» **WORK TO COMPLETE**: Could you print every record below exactly as it appears?

» **EXCERPTED DATA**:

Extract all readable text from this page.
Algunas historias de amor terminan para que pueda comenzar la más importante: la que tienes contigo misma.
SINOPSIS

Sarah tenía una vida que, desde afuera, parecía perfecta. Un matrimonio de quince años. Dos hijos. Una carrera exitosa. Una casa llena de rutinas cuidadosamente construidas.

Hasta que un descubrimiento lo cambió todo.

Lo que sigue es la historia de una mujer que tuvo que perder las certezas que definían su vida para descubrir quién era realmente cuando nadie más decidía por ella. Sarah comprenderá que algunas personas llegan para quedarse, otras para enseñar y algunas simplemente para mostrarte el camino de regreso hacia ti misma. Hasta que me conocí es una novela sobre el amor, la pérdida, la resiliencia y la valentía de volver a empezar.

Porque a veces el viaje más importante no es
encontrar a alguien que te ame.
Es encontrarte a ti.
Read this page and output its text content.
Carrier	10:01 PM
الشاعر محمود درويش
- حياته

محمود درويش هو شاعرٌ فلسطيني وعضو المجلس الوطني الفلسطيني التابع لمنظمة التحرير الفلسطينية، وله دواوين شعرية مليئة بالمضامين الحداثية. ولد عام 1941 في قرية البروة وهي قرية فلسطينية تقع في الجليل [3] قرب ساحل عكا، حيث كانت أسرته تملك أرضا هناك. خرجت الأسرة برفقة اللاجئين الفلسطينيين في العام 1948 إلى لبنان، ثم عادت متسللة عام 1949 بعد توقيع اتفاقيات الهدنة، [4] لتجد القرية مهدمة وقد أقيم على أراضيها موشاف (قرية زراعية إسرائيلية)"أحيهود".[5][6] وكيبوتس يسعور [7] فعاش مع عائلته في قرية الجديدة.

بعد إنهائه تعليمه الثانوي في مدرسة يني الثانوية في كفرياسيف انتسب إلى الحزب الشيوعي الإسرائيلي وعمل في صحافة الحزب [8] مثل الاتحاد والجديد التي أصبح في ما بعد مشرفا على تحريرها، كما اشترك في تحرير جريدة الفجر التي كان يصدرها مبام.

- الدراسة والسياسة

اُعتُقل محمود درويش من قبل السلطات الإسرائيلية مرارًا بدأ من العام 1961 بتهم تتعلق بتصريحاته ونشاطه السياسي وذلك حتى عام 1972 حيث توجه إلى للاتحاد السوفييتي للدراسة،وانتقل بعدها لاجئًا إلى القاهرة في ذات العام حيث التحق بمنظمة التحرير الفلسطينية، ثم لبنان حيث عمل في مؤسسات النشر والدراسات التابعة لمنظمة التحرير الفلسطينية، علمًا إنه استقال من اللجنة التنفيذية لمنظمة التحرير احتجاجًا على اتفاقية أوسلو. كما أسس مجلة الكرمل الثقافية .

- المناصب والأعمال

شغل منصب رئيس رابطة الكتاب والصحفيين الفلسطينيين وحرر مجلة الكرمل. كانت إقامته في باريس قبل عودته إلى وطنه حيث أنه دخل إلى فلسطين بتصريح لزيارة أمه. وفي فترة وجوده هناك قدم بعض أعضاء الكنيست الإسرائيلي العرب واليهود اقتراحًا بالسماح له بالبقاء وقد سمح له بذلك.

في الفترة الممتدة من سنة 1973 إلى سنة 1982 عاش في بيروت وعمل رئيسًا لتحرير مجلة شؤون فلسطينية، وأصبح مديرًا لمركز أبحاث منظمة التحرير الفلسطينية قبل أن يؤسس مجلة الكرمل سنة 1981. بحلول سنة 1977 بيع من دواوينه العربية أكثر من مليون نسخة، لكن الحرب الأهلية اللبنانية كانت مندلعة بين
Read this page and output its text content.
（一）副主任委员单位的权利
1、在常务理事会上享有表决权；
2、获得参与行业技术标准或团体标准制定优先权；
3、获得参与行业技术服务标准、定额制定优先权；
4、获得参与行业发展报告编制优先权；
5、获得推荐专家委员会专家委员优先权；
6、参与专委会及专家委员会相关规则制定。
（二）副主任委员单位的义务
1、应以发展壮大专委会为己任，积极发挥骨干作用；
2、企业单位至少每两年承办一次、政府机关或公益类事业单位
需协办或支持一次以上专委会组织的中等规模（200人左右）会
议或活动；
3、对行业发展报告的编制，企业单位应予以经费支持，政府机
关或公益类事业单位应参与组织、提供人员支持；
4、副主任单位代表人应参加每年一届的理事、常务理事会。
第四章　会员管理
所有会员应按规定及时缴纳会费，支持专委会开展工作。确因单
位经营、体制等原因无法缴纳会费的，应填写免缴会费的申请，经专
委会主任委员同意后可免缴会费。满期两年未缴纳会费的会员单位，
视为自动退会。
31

» **SOLUTION**:
Extract all readable text from this page.
Algunas historias de amor terminan para que pueda comenzar la más importante: la que tienes contigo misma.
SINOPSIS

Sarah tenía una vida que, desde afuera, parecía perfecta. Un matrimonio de quince años. Dos hijos. Una carrera exitosa. Una casa llena de rutinas cuidadosamente construidas.

Hasta que un descubrimiento lo cambió todo.

Lo que sigue es la historia de una mujer que tuvo que perder las certezas que definían su vida para descubrir quién era realmente cuando nadie más decidía por ella. Sarah comprenderá que algunas personas llegan para quedarse, otras para enseñar y algunas simplemente para mostrarte el camino de regreso hacia ti misma. Hasta que me conocí es una novela sobre el amor, la pérdida, la resiliencia y la valentía de volver a empezar.

Porque a veces el viaje más importante no es
encontrar a alguien que te ame.
Es encontrarte a ti.
Read this page and output its text content.
Carrier	10:01 PM
الشاعر محمود درويش
- حياته

محمود درويش هو شاعرٌ فلسطيني وعضو المجلس الوطني الفلسطيني التابع لمنظمة التحرير الفلسطينية، وله دواوين شعرية مليئة بالمضامين الحداثية. ولد عام 1941 في قرية البروة وهي قرية فلسطينية تقع في الجليل [3] قرب ساحل عكا، حيث كانت أسرته تملك أرضا هناك. خرجت الأسرة برفقة اللاجئين الفلسطينيين في العام 1948 إلى لبنان، ثم عادت متسللة عام 1949 بعد توقيع اتفاقيات الهدنة، [4] لتجد القرية مهدمة وقد أقيم على أراضيها موشاف (قرية زراعية إسرائيلية)"أحيهود".[5][6] وكيبوتس يسعور [7] فعاش مع عائلته في قرية الجديدة.

بعد إنهائه تعليمه الثانوي في مدرسة يني الثانوية في كفرياسيف انتسب إلى الحزب الشيوعي الإسرائيلي وعمل في صحافة الحزب [8] مثل الاتحاد والجديد التي أصبح في ما بعد مشرفا على تحريرها، كما اشترك في تحرير جريدة الفجر التي كان يصدرها مبام.

- الدراسة والسياسة

اُعتُقل محمود درويش من قبل السلطات الإسرائيلية مرارًا بدأ من العام 1961 بتهم تتعلق بتصريحاته ونشاطه السياسي وذلك حتى عام 1972 حيث توجه إلى للاتحاد السوفييتي للدراسة،وانتقل بعدها لاجئًا إلى القاهرة في ذات العام حيث التحق بمنظمة التحرير الفلسطينية، ثم لبنان حيث عمل في مؤسسات النشر والدراسات التابعة لمنظمة التحرير الفلسطينية، علمًا إنه استقال من اللجنة التنفيذية لمنظمة التحرير احتجاجًا على اتفاقية أوسلو. كما أسس مجلة الكرمل الثقافية .

- المناصب والأعمال

شغل منصب رئيس رابطة الكتاب والصحفيين الفلسطينيين وحرر مجلة الكرمل. كانت إقامته في باريس قبل عودته إلى وطنه حيث أنه دخل إلى فلسطين بتصريح لزيارة أمه. وفي فترة وجوده هناك قدم بعض أعضاء الكنيست الإسرائيلي العرب واليهود اقتراحًا بالسماح له بالبقاء وقد سمح له بذلك.

في الفترة الممتدة من سنة 1973 إلى سنة 1982 عاش في بيروت وعمل رئيسًا لتحرير مجلة شؤون فلسطينية، وأصبح مديرًا لمركز أبحاث منظمة التحرير الفلسطينية قبل أن يؤسس مجلة الكرمل سنة 1981. بحلول سنة 1977 بيع من دواوينه العربية أكثر من مليون نسخة، لكن الحرب الأهلية اللبنانية كانت مندلعة بين
Read this page and output its text content.
（一）副主任委员单位的权利
1、在常务理事会上享有表决权；
2、获得参与行业技术标准或团体标准制定优先权；
3、获得参与行业技术服务标准、定额制定优先权；
4、获得参与行业发展报告编制优先权；
5、获得推荐专家委员会专家委员优先权；
6、参与专委会及专家委员会相关规则制定。
（二）副主任委员单位的义务
1、应以发展壮大专委会为己任，积极发挥骨干作用；
2、企业单位至少每两年承办一次、政府机关或公益类事业单位
需协办或支持一次以上专委会组织的中等规模（200人左右）会
议或活动；
3、对行业发展报告的编制，企业单位应予以经费支持，政府机
关或公益类事业单位应参与组织、提供人员支持；
4、副主任单位代表人应参加每年一届的理事、常务理事会。
第四章　会员管理
所有会员应按规定及时缴纳会费，支持专委会开展工作。确因单
位经营、体制等原因无法缴纳会费的，应填写免缴会费的申请，经专
委会主任委员同意后可免缴会费。满期两年未缴纳会费的会员单位，
视为自动退会。
31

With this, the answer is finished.